--- To do ---
Below are the records; copy each line in them that holds the word "image".

--- Dataset excerpts ---

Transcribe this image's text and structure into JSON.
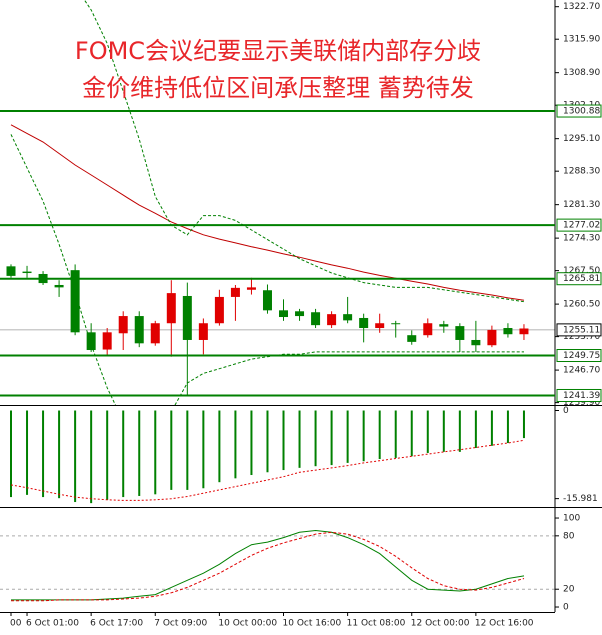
{
  "chart_data": [
    {
      "type": "candlestick",
      "title": "FOMC会议纪要显示美联储内部存分歧",
      "subtitle": "金价维持低位区间承压整理  蓄势待发",
      "title_color": "#e8262a",
      "ylim": [
        1239.4,
        1324.1
      ],
      "yticks": [
        {
          "value": 1322.7,
          "label": "1322.70"
        },
        {
          "value": 1315.9,
          "label": "1315.90"
        },
        {
          "value": 1308.9,
          "label": "1308.90"
        },
        {
          "value": 1302.1,
          "label": "1302.10"
        },
        {
          "value": 1295.1,
          "label": "1295.10"
        },
        {
          "value": 1288.3,
          "label": "1288.30"
        },
        {
          "value": 1281.3,
          "label": "1281.30"
        },
        {
          "value": 1274.3,
          "label": "1274.30"
        },
        {
          "value": 1267.5,
          "label": "1267.50"
        },
        {
          "value": 1260.5,
          "label": "1260.50"
        },
        {
          "value": 1253.7,
          "label": "1253.70"
        },
        {
          "value": 1246.7,
          "label": "1246.70"
        },
        {
          "value": 1239.9,
          "label": "1239.90"
        }
      ],
      "open": [
        1268.4,
        1267.3,
        1266.8,
        1264.5,
        1267.6,
        1254.6,
        1251.0,
        1254.4,
        1258.0,
        1252.3,
        1256.5,
        1262.2,
        1253.0,
        1256.5,
        1262.0,
        1263.5,
        1263.4,
        1259.2,
        1259.0,
        1258.8,
        1256.1,
        1258.4,
        1257.6,
        1255.5,
        1256.5,
        1254.0,
        1254.0,
        1256.3,
        1255.9,
        1253.0,
        1251.9,
        1255.5,
        1254.2
      ],
      "high": [
        1268.8,
        1268.5,
        1267.4,
        1265.5,
        1268.8,
        1256.5,
        1255.5,
        1259.0,
        1259.0,
        1257.0,
        1265.5,
        1265.0,
        1257.5,
        1263.5,
        1264.5,
        1266.0,
        1264.6,
        1261.5,
        1259.5,
        1259.5,
        1259.0,
        1262.0,
        1258.5,
        1258.5,
        1257.0,
        1255.0,
        1257.5,
        1257.0,
        1256.5,
        1257.0,
        1256.0,
        1256.5,
        1256.3
      ],
      "low": [
        1266.0,
        1266.0,
        1264.5,
        1262.0,
        1254.0,
        1250.5,
        1249.8,
        1250.9,
        1251.5,
        1251.8,
        1249.5,
        1241.5,
        1250.0,
        1256.0,
        1257.0,
        1262.5,
        1258.5,
        1257.0,
        1257.0,
        1255.5,
        1255.5,
        1256.5,
        1252.5,
        1254.5,
        1253.5,
        1252.0,
        1253.5,
        1254.5,
        1250.5,
        1250.5,
        1251.5,
        1253.5,
        1253.0
      ],
      "close": [
        1266.4,
        1267.0,
        1264.9,
        1264.0,
        1254.6,
        1250.9,
        1254.6,
        1258.0,
        1252.3,
        1256.5,
        1262.8,
        1253.0,
        1256.5,
        1262.0,
        1263.9,
        1264.0,
        1259.2,
        1257.8,
        1258.0,
        1256.1,
        1258.4,
        1257.1,
        1255.5,
        1256.5,
        1256.3,
        1252.6,
        1256.5,
        1255.8,
        1253.0,
        1251.9,
        1255.1,
        1254.2,
        1255.4
      ],
      "up_color": "#e00000",
      "down_color": "#008000",
      "ma": [
        1298.0,
        1296.2,
        1294.4,
        1292.0,
        1289.6,
        1287.5,
        1285.4,
        1283.3,
        1281.2,
        1279.5,
        1277.7,
        1276.3,
        1275.0,
        1274.1,
        1273.3,
        1272.5,
        1271.8,
        1271.0,
        1270.3,
        1269.5,
        1268.7,
        1268.0,
        1267.2,
        1266.5,
        1265.9,
        1265.3,
        1264.7,
        1264.0,
        1263.4,
        1262.9,
        1262.4,
        1261.8,
        1261.3
      ],
      "ma_color": "#c00000",
      "band_upper": [
        1345.0,
        1340.0,
        1336.0,
        1332.0,
        1327.0,
        1322.0,
        1315.0,
        1305.0,
        1295.0,
        1283.0,
        1277.0,
        1275.0,
        1279.0,
        1279.0,
        1278.0,
        1276.0,
        1274.0,
        1272.0,
        1270.0,
        1268.5,
        1267.0,
        1266.0,
        1265.0,
        1264.5,
        1264.0,
        1264.0,
        1264.0,
        1263.5,
        1263.0,
        1262.5,
        1262.0,
        1261.5,
        1261.0
      ],
      "band_lower": [
        1296.0,
        1289.0,
        1282.0,
        1273.0,
        1263.0,
        1252.0,
        1243.0,
        1236.0,
        1232.0,
        1232.0,
        1238.0,
        1244.0,
        1246.0,
        1247.0,
        1248.0,
        1249.0,
        1249.5,
        1250.0,
        1250.0,
        1250.5,
        1250.5,
        1250.5,
        1250.5,
        1250.5,
        1250.5,
        1250.5,
        1250.5,
        1250.5,
        1250.5,
        1250.5,
        1250.5,
        1250.5,
        1250.5
      ],
      "band_color": "#008000",
      "levels": [
        1300.88,
        1277.02,
        1265.81,
        1249.75,
        1241.39
      ],
      "level_color": "#008000",
      "last_price": 1255.11
    },
    {
      "type": "bar",
      "values": [
        -15.7,
        -15.3,
        -15.7,
        -15.9,
        -16.6,
        -16.8,
        -16.2,
        -15.7,
        -15.5,
        -15.2,
        -14.4,
        -14.4,
        -14.1,
        -13.0,
        -12.3,
        -11.7,
        -11.2,
        -10.8,
        -10.4,
        -10.1,
        -9.9,
        -9.5,
        -9.2,
        -8.8,
        -8.6,
        -8.3,
        -7.7,
        -7.5,
        -7.5,
        -6.8,
        -6.4,
        -5.9,
        -5.0
      ],
      "color": "#008000",
      "signal": [
        -13.5,
        -14.0,
        -14.6,
        -15.2,
        -15.7,
        -16.0,
        -16.2,
        -16.3,
        -16.3,
        -16.2,
        -16.0,
        -15.6,
        -15.0,
        -14.4,
        -13.8,
        -13.2,
        -12.6,
        -12.0,
        -11.2,
        -10.8,
        -10.4,
        -10.0,
        -9.5,
        -9.1,
        -8.7,
        -8.3,
        -7.9,
        -7.5,
        -7.1,
        -6.7,
        -6.3,
        -5.9,
        -5.4
      ],
      "signal_color": "#e00000",
      "ylim": [
        -17.5,
        1.0
      ],
      "yticks": [
        0,
        -15.981
      ]
    },
    {
      "type": "line",
      "series": [
        {
          "color": "#008000",
          "values": [
            8,
            8,
            8,
            8,
            8,
            8,
            9,
            10,
            12,
            14,
            22,
            30,
            38,
            48,
            60,
            70,
            73,
            78,
            84,
            86,
            84,
            78,
            70,
            60,
            45,
            30,
            20,
            19,
            18,
            20,
            26,
            32,
            35
          ]
        },
        {
          "color": "#e00000",
          "dashed": true,
          "values": [
            7,
            7,
            7,
            8,
            8,
            8,
            8,
            9,
            10,
            12,
            16,
            22,
            30,
            38,
            48,
            58,
            66,
            72,
            77,
            82,
            84,
            82,
            76,
            68,
            57,
            44,
            32,
            24,
            20,
            19,
            22,
            27,
            32
          ]
        }
      ],
      "ylim": [
        -5.6,
        112.4
      ],
      "yticks": [
        0,
        20,
        80,
        100
      ],
      "guides": [
        20,
        80
      ],
      "categories": [
        "00",
        "6 Oct 01:00",
        null,
        null,
        null,
        "6 Oct 17:00",
        null,
        null,
        null,
        "7 Oct 09:00",
        null,
        null,
        null,
        "10 Oct 00:00",
        null,
        null,
        null,
        "10 Oct 16:00",
        null,
        null,
        null,
        "11 Oct 08:00",
        null,
        null,
        null,
        "12 Oct 00:00",
        null,
        null,
        null,
        "12 Oct 16:00",
        null,
        null,
        null
      ]
    }
  ]
}
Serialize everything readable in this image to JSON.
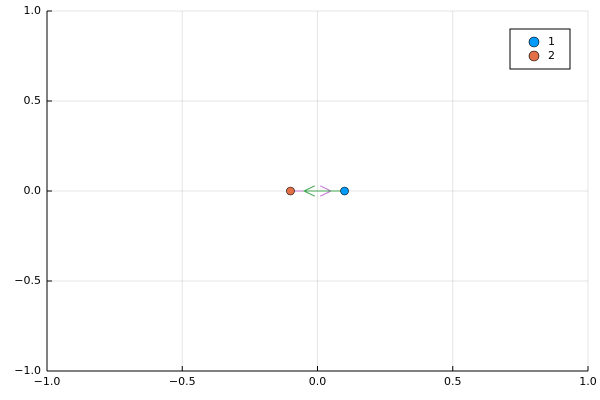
{
  "chart_data": {
    "type": "scatter",
    "series": [
      {
        "name": "1",
        "color": "#009af9",
        "x": [
          0.1
        ],
        "values": [
          0
        ]
      },
      {
        "name": "2",
        "color": "#e26f46",
        "x": [
          -0.1
        ],
        "values": [
          0
        ]
      }
    ],
    "quiver": [
      {
        "color": "#c271d2",
        "x": [
          -0.1,
          0.05
        ],
        "values": [
          0,
          0
        ]
      },
      {
        "color": "#3da44d",
        "x": [
          0.1,
          -0.05
        ],
        "values": [
          0,
          0
        ]
      }
    ],
    "xlim": [
      -1,
      1
    ],
    "ylim": [
      -1,
      1
    ],
    "xticks": [
      {
        "value": -1,
        "label": "−1.0"
      },
      {
        "value": -0.5,
        "label": "−0.5"
      },
      {
        "value": 0,
        "label": "0.0"
      },
      0.5,
      {
        "value": 1,
        "label": "1.0"
      }
    ],
    "yticks": [
      {
        "value": -1,
        "label": "−1.0"
      },
      {
        "value": -0.5,
        "label": "−0.5"
      },
      {
        "value": 0,
        "label": "0.0"
      },
      0.5,
      {
        "value": 1,
        "label": "1.0"
      }
    ],
    "grid": true,
    "legend": "top-right"
  }
}
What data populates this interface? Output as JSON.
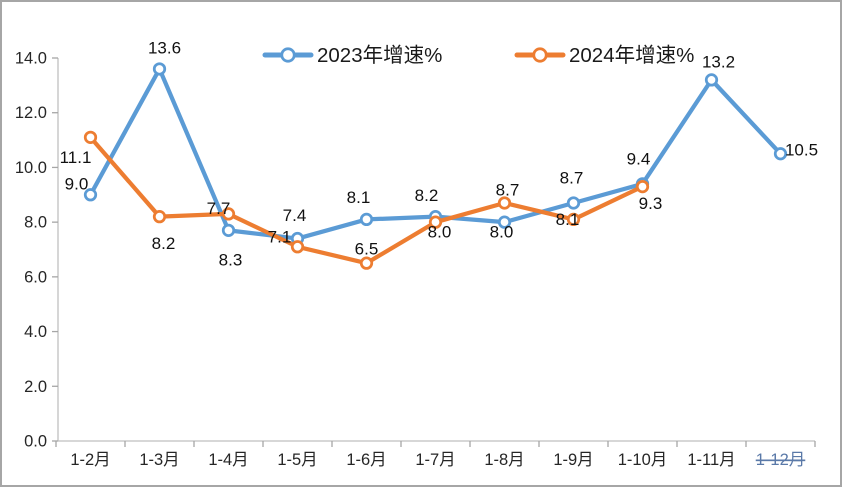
{
  "window": {
    "background": "#ffffff",
    "border_color": "#a6a6a6"
  },
  "chart_data": {
    "type": "line",
    "title": "",
    "xlabel": "",
    "ylabel": "",
    "categories": [
      "1-2月",
      "1-3月",
      "1-4月",
      "1-5月",
      "1-6月",
      "1-7月",
      "1-8月",
      "1-9月",
      "1-10月",
      "1-11月",
      "1-12月"
    ],
    "series": [
      {
        "name": "2023年增速%",
        "color": "#5B9BD5",
        "values": [
          9.0,
          13.6,
          7.7,
          7.4,
          8.1,
          8.2,
          8.0,
          8.7,
          9.4,
          13.2,
          10.5
        ],
        "data_labels": [
          "9.0",
          "13.6",
          "7.7",
          "7.4",
          "8.1",
          "8.2",
          "8.0",
          "8.7",
          "9.4",
          "13.2",
          "10.5"
        ],
        "label_offsets": [
          [
            -14,
            -11
          ],
          [
            5,
            -21
          ],
          [
            -10,
            -22
          ],
          [
            -3,
            -23
          ],
          [
            -8,
            -22
          ],
          [
            -9,
            -21
          ],
          [
            -3,
            10
          ],
          [
            -2,
            -25
          ],
          [
            -4,
            -25
          ],
          [
            7,
            -18
          ],
          [
            21,
            -4
          ]
        ]
      },
      {
        "name": "2024年增速%",
        "color": "#ED7D31",
        "values": [
          11.1,
          8.2,
          8.3,
          7.1,
          6.5,
          8.0,
          8.7,
          8.1,
          9.3
        ],
        "data_labels": [
          "11.1",
          "8.2",
          "8.3",
          "7.1",
          "6.5",
          "8.0",
          "8.7",
          "8.1",
          "9.3"
        ],
        "label_offsets": [
          [
            -15,
            20
          ],
          [
            4,
            27
          ],
          [
            2,
            46
          ],
          [
            -18,
            -10
          ],
          [
            0,
            -14
          ],
          [
            4,
            10
          ],
          [
            3,
            -13
          ],
          [
            -6,
            0
          ],
          [
            8,
            17
          ]
        ]
      }
    ],
    "ylim": [
      0,
      14
    ],
    "ytick_step": 2,
    "ytick_labels": [
      "0.0",
      "2.0",
      "4.0",
      "6.0",
      "8.0",
      "10.0",
      "12.0",
      "14.0"
    ],
    "grid": false,
    "legend_position": "top",
    "marker": "open-circle",
    "axis_line_color": "#bfbfbf",
    "tick_color": "#a6a6a6",
    "axis_text_color": "#262626",
    "data_label_color": "#111111",
    "legend_text_color": "#1a1a1a",
    "last_x_label_style": {
      "color": "#5a79a8",
      "strikethrough": true
    }
  }
}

--- Exercise response ---
Transcribe this image's text and structure into JSON.
Serialize everything readable in this image to JSON.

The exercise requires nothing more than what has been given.